What you return should match every record exactly, with the images removed.

— Begin —

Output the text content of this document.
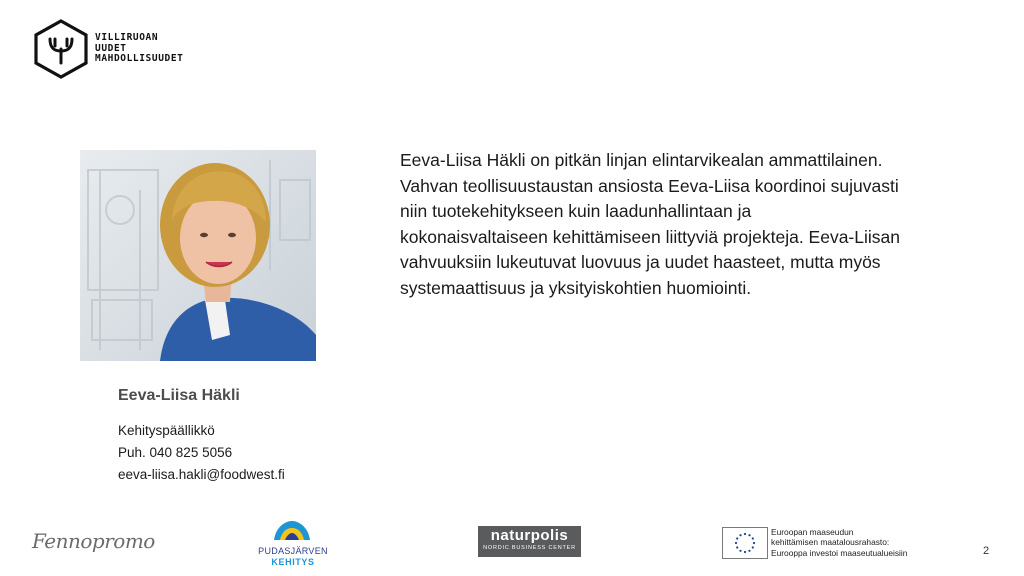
VILLIRUOAN
UUDET
MAHDOLLISUUDET
Eeva-Liisa Häkli on pitkän linjan elintarvikealan ammattilainen. Vahvan teollisuustaustan ansiosta Eeva-Liisa koordinoi sujuvasti niin tuotekehitykseen kuin laadunhallintaan ja kokonaisvaltaiseen kehittämiseen liittyviä projekteja. Eeva-Liisan vahvuuksiin lukeutuvat luovuus ja uudet haasteet, mutta myös systemaattisuus ja yksityiskohtien huomiointi.
Eeva-Liisa Häkli
Kehityspäällikkö
Puh. 040 825 5056
eeva-liisa.hakli@foodwest.fi
Fennopromo	PUDASJÄRVEN
KEHITYS
naturpolis
NORDIC BUSINESS CENTER
Euroopan maaseudun
kehittämisen maatalousrahasto:
Eurooppa investoi maaseutualueisiin	2
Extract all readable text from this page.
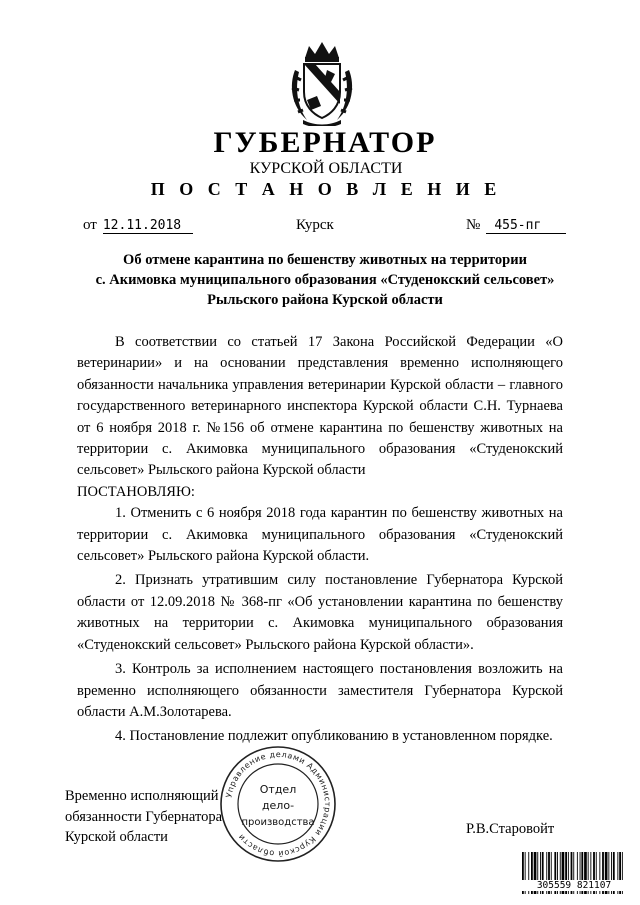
ГУБЕРНАТОР
КУРСКОЙ ОБЛАСТИ
П О С Т А Н О В Л Е Н И Е
от 12.11.2018	Курск	№ 455-пг
Об отмене карантина по бешенству животных на территории
с. Акимовка муниципального образования «Студенокский сельсовет»
Рыльского района Курской области

В соответствии со статьей 17 Закона Российской Федерации «О ветеринарии» и на основании представления временно исполняющего обязанности начальника управления ветеринарии Курской области – главного государственного ветеринарного инспектора Курской области С.Н. Турнаева от 6 ноября 2018 г. №156 об отмене карантина по бешенству животных на территории с. Акимовка муниципального образования «Студенокский сельсовет» Рыльского района Курской области

ПОСТАНОВЛЯЮ:

1. Отменить с 6 ноября 2018 года карантин по бешенству животных на территории с. Акимовка муниципального образования «Студенокский сельсовет» Рыльского района Курской области.

2. Признать утратившим силу постановление Губернатора Курской области от 12.09.2018 № 368-пг «Об установлении карантина по бешенству животных на территории с. Акимовка муниципального образования «Студенокский сельсовет» Рыльского района Курской области».

3. Контроль за исполнением настоящего постановления возложить на временно исполняющего обязанности заместителя Губернатора Курской области А.М.Золотарева.

4. Постановление подлежит опубликованию в установленном порядке.

Временно исполняющий
обязанности Губернатора
Курской области	Р.В.Старовойт
Управление делами Администрации Курской области
Отдел
дело-
производства
305559 821107
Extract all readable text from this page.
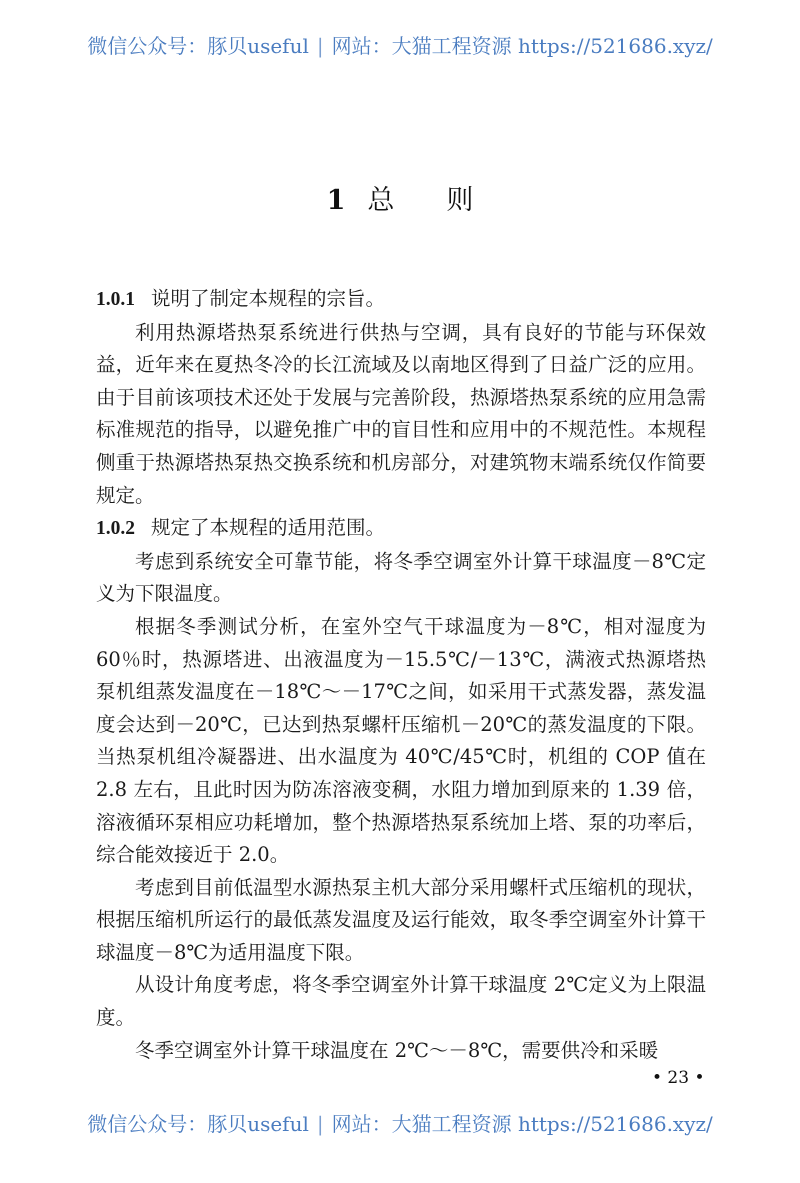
微信公众号：豚贝useful | 网站：大猫工程资源 https://521686.xyz/
1 总 则

1.0.1 说明了制定本规程的宗旨。

利用热源塔热泵系统进行供热与空调，具有良好的节能与环保效益，近年来在夏热冬冷的长江流域及以南地区得到了日益广泛的应用。由于目前该项技术还处于发展与完善阶段，热源塔热泵系统的应用急需标准规范的指导，以避免推广中的盲目性和应用中的不规范性。本规程侧重于热源塔热泵热交换系统和机房部分，对建筑物末端系统仅作简要规定。

1.0.2 规定了本规程的适用范围。

考虑到系统安全可靠节能，将冬季空调室外计算干球温度－8℃定义为下限温度。

根据冬季测试分析，在室外空气干球温度为－8℃，相对湿度为 60％时，热源塔进、出液温度为－15.5℃/－13℃，满液式热源塔热泵机组蒸发温度在－18℃～－17℃之间，如采用干式蒸发器，蒸发温度会达到－20℃，已达到热泵螺杆压缩机－20℃的蒸发温度的下限。当热泵机组冷凝器进、出水温度为 40℃/45℃时，机组的 COP 值在 2.8 左右，且此时因为防冻溶液变稠，水阻力增加到原来的 1.39 倍，溶液循环泵相应功耗增加，整个热源塔热泵系统加上塔、泵的功率后，综合能效接近于 2.0。

考虑到目前低温型水源热泵主机大部分采用螺杆式压缩机的现状，根据压缩机所运行的最低蒸发温度及运行能效，取冬季空调室外计算干球温度－8℃为适用温度下限。

从设计角度考虑，将冬季空调室外计算干球温度 2℃定义为上限温度。

冬季空调室外计算干球温度在 2℃～－8℃，需要供冷和采暖

• 23 •
微信公众号：豚贝useful | 网站：大猫工程资源 https://521686.xyz/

— End —

**Final result**
Output the text content of this document.
VILLIRUOAN
UUDET
MAHDOLLISUUDET
Eeva-Liisa Häkli on pitkän linjan elintarvikealan ammattilainen. Vahvan teollisuustaustan ansiosta Eeva-Liisa koordinoi sujuvasti niin tuotekehitykseen kuin laadunhallintaan ja kokonaisvaltaiseen kehittämiseen liittyviä projekteja. Eeva-Liisan vahvuuksiin lukeutuvat luovuus ja uudet haasteet, mutta myös systemaattisuus ja yksityiskohtien huomiointi.
Eeva-Liisa Häkli
Kehityspäällikkö
Puh. 040 825 5056
eeva-liisa.hakli@foodwest.fi
Fennopromo	PUDASJÄRVEN
KEHITYS
naturpolis
NORDIC BUSINESS CENTER
Euroopan maaseudun
kehittämisen maatalousrahasto:
Eurooppa investoi maaseutualueisiin	2
Extract all readable text from this page.
ГУБЕРНАТОР
КУРСКОЙ ОБЛАСТИ
П О С Т А Н О В Л Е Н И Е
от 12.11.2018	Курск	№ 455-пг
Об отмене карантина по бешенству животных на территории
с. Акимовка муниципального образования «Студенокский сельсовет»
Рыльского района Курской области

В соответствии со статьей 17 Закона Российской Федерации «О ветеринарии» и на основании представления временно исполняющего обязанности начальника управления ветеринарии Курской области – главного государственного ветеринарного инспектора Курской области С.Н. Турнаева от 6 ноября 2018 г. №156 об отмене карантина по бешенству животных на территории с. Акимовка муниципального образования «Студенокский сельсовет» Рыльского района Курской области

ПОСТАНОВЛЯЮ:

1. Отменить с 6 ноября 2018 года карантин по бешенству животных на территории с. Акимовка муниципального образования «Студенокский сельсовет» Рыльского района Курской области.

2. Признать утратившим силу постановление Губернатора Курской области от 12.09.2018 № 368-пг «Об установлении карантина по бешенству животных на территории с. Акимовка муниципального образования «Студенокский сельсовет» Рыльского района Курской области».

3. Контроль за исполнением настоящего постановления возложить на временно исполняющего обязанности заместителя Губернатора Курской области А.М.Золотарева.

4. Постановление подлежит опубликованию в установленном порядке.

Временно исполняющий
обязанности Губернатора
Курской области	Р.В.Старовойт
Управление делами Администрации Курской области
Отдел
дело-
производства
305559 821107
Extract all readable text from this page.
微信公众号：豚贝useful | 网站：大猫工程资源 https://521686.xyz/
1 总 则

1.0.1 说明了制定本规程的宗旨。

利用热源塔热泵系统进行供热与空调，具有良好的节能与环保效益，近年来在夏热冬冷的长江流域及以南地区得到了日益广泛的应用。由于目前该项技术还处于发展与完善阶段，热源塔热泵系统的应用急需标准规范的指导，以避免推广中的盲目性和应用中的不规范性。本规程侧重于热源塔热泵热交换系统和机房部分，对建筑物末端系统仅作简要规定。

1.0.2 规定了本规程的适用范围。

考虑到系统安全可靠节能，将冬季空调室外计算干球温度－8℃定义为下限温度。

根据冬季测试分析，在室外空气干球温度为－8℃，相对湿度为 60％时，热源塔进、出液温度为－15.5℃/－13℃，满液式热源塔热泵机组蒸发温度在－18℃～－17℃之间，如采用干式蒸发器，蒸发温度会达到－20℃，已达到热泵螺杆压缩机－20℃的蒸发温度的下限。当热泵机组冷凝器进、出水温度为 40℃/45℃时，机组的 COP 值在 2.8 左右，且此时因为防冻溶液变稠，水阻力增加到原来的 1.39 倍，溶液循环泵相应功耗增加，整个热源塔热泵系统加上塔、泵的功率后，综合能效接近于 2.0。

考虑到目前低温型水源热泵主机大部分采用螺杆式压缩机的现状，根据压缩机所运行的最低蒸发温度及运行能效，取冬季空调室外计算干球温度－8℃为适用温度下限。

从设计角度考虑，将冬季空调室外计算干球温度 2℃定义为上限温度。

冬季空调室外计算干球温度在 2℃～－8℃，需要供冷和采暖

• 23 •
微信公众号：豚贝useful | 网站：大猫工程资源 https://521686.xyz/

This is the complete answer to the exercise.